[Raw records]:

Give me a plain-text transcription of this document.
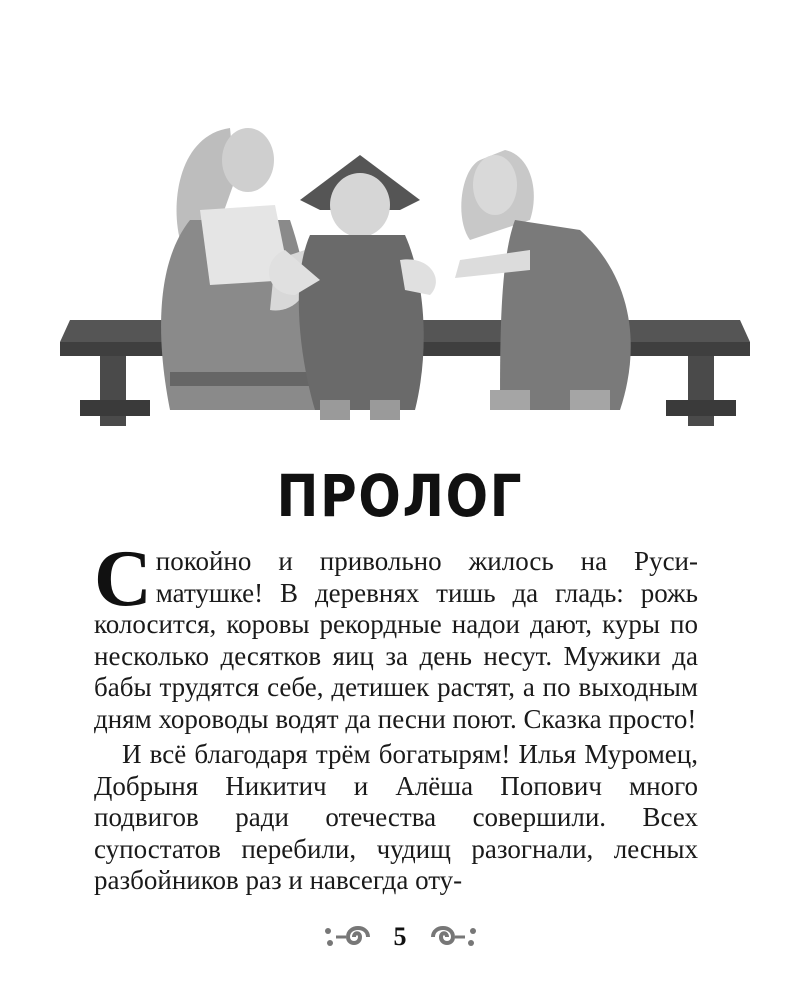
ПРОЛОГ

Спокойно и привольно жилось на Руси-матушке! В деревнях тишь да гладь: рожь колосится, коровы рекордные надои дают, куры по несколько десятков яиц за день несут. Мужики да бабы трудятся себе, детишек растят, а по выходным дням хороводы водят да песни поют. Сказка просто!

И всё благодаря трём богатырям! Илья Муромец, Добрыня Никитич и Алёша Попович много подвигов ради отечества совершили. Всех супостатов перебили, чудищ разогнали, лесных разбойников раз и навсегда оту-

5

[AIM OF THE EXERCISE]: Transcribe the entries above verbatim, omitting their pictures.

[WRITTEN RESPONSE]:
Give me a plain-text transcription of this document.
ПРОЛОГ

Спокойно и привольно жилось на Руси-матушке! В деревнях тишь да гладь: рожь колосится, коровы рекордные надои дают, куры по несколько десятков яиц за день несут. Мужики да бабы трудятся себе, детишек растят, а по выходным дням хороводы водят да песни поют. Сказка просто!

И всё благодаря трём богатырям! Илья Муромец, Добрыня Никитич и Алёша Попович много подвигов ради отечества совершили. Всех супостатов перебили, чудищ разогнали, лесных разбойников раз и навсегда оту-

5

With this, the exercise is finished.